OBJECTIVE: Starting with the line that holds "Type out the text in this image.", copy out each remaining line of the listing below, up to and including the last one, and include nothing else.

TASK DATA:

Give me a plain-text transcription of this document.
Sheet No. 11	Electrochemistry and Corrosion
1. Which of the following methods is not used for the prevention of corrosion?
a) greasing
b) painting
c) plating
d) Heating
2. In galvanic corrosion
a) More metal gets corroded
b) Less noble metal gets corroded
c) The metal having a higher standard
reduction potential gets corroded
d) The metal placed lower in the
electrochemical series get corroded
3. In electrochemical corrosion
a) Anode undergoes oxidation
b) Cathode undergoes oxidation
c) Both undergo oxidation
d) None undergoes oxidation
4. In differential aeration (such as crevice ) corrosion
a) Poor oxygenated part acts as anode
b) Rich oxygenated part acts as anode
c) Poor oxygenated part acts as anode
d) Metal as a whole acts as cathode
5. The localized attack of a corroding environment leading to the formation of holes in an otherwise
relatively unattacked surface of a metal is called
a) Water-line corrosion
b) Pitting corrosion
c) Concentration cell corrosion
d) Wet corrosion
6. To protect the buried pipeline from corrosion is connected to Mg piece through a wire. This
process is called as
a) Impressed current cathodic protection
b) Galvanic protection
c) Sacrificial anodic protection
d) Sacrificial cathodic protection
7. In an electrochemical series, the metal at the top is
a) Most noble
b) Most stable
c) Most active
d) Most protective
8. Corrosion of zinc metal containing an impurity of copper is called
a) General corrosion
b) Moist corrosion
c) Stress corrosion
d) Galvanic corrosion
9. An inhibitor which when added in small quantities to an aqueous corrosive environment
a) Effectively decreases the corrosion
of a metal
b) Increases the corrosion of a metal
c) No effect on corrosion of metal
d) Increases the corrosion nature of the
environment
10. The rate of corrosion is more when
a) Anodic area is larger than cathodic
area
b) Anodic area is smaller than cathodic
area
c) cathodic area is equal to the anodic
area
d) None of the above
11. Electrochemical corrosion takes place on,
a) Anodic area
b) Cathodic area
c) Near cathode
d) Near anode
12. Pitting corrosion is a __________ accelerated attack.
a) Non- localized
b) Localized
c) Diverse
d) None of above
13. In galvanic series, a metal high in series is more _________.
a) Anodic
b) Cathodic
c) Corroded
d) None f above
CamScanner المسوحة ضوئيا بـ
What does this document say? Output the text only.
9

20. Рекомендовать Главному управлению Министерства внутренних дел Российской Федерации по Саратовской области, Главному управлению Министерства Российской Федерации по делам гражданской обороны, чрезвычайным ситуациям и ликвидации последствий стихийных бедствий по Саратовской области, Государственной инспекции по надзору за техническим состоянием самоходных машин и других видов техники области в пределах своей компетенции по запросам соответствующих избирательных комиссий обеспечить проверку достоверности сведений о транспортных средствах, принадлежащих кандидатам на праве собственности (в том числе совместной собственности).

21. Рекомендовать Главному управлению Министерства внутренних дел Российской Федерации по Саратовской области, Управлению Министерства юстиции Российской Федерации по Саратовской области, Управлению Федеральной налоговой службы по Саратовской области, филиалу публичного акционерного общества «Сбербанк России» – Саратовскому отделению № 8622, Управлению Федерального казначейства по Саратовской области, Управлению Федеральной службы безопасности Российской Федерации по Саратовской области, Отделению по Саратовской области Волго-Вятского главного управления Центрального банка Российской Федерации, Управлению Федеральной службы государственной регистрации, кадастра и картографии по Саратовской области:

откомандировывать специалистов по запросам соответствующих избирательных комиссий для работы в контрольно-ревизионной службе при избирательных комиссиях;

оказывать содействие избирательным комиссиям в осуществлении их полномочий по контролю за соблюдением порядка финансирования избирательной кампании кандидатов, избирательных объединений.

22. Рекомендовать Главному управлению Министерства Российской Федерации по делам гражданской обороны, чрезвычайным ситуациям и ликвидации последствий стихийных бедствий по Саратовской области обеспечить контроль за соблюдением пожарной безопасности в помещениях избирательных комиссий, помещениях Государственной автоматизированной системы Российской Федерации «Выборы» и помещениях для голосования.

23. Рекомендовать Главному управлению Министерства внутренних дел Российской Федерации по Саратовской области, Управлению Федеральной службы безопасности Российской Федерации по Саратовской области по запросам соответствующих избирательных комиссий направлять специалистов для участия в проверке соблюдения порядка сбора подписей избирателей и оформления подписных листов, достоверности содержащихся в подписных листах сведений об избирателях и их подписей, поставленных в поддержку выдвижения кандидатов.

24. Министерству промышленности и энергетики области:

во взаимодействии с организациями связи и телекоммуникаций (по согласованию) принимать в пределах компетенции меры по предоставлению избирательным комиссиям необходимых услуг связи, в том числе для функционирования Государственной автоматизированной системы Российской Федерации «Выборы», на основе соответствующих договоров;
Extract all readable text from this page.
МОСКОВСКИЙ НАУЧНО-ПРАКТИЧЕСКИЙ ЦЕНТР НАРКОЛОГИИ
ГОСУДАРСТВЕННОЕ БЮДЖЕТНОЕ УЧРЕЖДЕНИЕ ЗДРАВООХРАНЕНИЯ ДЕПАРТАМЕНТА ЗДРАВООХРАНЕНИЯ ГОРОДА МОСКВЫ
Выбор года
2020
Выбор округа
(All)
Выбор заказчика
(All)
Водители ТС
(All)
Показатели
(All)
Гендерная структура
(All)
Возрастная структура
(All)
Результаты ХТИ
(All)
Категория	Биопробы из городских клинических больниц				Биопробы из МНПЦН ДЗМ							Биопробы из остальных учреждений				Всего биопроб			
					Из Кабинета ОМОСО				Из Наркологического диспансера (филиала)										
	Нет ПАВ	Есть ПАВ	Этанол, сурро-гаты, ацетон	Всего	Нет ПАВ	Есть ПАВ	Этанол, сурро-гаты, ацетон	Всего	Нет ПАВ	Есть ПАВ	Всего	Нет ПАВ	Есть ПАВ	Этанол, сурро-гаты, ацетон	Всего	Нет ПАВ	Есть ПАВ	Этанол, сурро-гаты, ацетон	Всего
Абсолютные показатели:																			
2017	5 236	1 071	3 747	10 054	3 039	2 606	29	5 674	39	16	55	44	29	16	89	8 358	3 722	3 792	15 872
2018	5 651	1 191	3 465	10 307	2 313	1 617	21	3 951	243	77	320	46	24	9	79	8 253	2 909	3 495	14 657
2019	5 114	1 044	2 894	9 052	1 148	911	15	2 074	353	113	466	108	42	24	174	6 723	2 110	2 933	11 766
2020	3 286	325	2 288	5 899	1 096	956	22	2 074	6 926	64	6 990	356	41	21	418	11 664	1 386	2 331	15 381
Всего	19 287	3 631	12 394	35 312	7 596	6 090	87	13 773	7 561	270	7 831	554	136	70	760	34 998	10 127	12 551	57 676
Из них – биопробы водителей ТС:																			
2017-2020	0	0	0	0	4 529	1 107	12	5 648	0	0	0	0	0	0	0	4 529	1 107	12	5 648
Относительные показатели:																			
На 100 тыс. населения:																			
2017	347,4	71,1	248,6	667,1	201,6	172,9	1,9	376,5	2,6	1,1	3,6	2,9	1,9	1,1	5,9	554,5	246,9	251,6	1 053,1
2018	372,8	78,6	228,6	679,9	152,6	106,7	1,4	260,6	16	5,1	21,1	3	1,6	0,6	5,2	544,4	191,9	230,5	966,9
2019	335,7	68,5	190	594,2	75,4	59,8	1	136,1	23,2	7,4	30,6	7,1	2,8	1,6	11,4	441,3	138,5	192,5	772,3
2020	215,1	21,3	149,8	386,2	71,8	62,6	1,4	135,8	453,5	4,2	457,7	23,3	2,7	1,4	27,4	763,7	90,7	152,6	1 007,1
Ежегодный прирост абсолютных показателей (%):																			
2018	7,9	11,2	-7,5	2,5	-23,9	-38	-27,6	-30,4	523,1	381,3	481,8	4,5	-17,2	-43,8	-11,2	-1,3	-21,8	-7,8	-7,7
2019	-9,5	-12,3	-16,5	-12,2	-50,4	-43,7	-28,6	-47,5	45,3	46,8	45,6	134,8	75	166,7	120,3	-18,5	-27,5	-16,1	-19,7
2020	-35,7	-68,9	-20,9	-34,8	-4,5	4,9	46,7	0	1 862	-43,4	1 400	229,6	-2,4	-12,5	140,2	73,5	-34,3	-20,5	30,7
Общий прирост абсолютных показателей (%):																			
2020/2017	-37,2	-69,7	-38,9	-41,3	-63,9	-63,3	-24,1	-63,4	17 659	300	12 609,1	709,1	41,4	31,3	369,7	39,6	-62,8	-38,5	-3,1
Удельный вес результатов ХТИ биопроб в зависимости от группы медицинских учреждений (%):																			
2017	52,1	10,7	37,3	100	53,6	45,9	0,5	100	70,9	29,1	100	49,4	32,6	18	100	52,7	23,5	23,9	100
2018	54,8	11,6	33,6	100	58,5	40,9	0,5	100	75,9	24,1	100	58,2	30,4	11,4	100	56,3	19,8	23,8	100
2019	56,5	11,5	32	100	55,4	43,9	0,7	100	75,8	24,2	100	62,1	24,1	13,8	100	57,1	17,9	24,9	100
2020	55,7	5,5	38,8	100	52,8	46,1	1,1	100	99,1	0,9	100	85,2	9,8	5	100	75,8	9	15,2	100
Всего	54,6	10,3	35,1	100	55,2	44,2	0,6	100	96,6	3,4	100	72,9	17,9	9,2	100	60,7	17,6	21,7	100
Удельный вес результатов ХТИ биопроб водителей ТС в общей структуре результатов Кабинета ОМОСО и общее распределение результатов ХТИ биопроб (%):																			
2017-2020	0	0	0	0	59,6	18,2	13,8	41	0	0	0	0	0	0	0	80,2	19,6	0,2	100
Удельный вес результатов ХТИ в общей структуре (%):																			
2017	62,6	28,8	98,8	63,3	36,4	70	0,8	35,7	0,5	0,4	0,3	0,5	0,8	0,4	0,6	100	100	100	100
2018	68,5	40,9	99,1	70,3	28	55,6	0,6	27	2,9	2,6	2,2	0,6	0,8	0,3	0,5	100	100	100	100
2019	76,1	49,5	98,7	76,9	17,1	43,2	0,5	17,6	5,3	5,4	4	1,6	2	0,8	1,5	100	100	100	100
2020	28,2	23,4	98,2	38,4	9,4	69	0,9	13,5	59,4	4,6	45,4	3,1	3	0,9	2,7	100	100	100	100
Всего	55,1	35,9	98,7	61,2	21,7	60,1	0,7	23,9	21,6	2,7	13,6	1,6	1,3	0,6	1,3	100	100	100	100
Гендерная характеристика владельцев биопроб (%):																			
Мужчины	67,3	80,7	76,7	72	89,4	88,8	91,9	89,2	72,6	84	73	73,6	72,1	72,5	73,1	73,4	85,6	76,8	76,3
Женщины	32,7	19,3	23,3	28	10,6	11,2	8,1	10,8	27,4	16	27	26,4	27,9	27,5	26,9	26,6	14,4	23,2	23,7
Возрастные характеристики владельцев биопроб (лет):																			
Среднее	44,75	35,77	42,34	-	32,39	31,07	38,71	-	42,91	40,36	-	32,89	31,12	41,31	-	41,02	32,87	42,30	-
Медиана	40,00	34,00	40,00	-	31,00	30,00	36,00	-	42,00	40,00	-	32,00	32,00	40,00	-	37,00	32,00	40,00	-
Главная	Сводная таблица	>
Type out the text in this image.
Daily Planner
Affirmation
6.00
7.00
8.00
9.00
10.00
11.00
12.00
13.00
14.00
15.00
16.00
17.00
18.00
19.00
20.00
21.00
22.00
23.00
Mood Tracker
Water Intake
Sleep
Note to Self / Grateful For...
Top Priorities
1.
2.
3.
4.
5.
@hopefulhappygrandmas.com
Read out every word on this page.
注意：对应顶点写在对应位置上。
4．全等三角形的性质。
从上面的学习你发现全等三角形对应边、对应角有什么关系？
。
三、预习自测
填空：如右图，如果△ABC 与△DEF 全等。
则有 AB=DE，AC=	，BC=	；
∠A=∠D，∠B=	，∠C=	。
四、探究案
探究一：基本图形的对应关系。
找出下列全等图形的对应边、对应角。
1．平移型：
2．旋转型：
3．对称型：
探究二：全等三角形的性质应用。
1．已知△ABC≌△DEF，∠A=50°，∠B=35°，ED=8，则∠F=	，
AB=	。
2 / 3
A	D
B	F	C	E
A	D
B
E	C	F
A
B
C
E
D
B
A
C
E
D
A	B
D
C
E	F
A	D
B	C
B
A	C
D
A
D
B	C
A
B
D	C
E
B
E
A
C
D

CORRECT RESULT:
Type out the text in this image.
Daily Planner
Affirmation
6.00
7.00
8.00
9.00
10.00
11.00
12.00
13.00
14.00
15.00
16.00
17.00
18.00
19.00
20.00
21.00
22.00
23.00
Mood Tracker
Water Intake
Sleep
Note to Self / Grateful For...
Top Priorities
1.
2.
3.
4.
5.
@hopefulhappygrandmas.com
Read out every word on this page.
注意：对应顶点写在对应位置上。
4．全等三角形的性质。
从上面的学习你发现全等三角形对应边、对应角有什么关系？
。
三、预习自测
填空：如右图，如果△ABC 与△DEF 全等。
则有 AB=DE，AC=	，BC=	；
∠A=∠D，∠B=	，∠C=	。
四、探究案
探究一：基本图形的对应关系。
找出下列全等图形的对应边、对应角。
1．平移型：
2．旋转型：
3．对称型：
探究二：全等三角形的性质应用。
1．已知△ABC≌△DEF，∠A=50°，∠B=35°，ED=8，则∠F=	，
AB=	。
2 / 3
A	D
B	F	C	E
A	D
B
E	C	F
A
B
C
E
D
B
A
C
E
D
A	B
D
C
E	F
A	D
B	C
B
A	C
D
A
D
B	C
A
B
D	C
E
B
E
A
C
D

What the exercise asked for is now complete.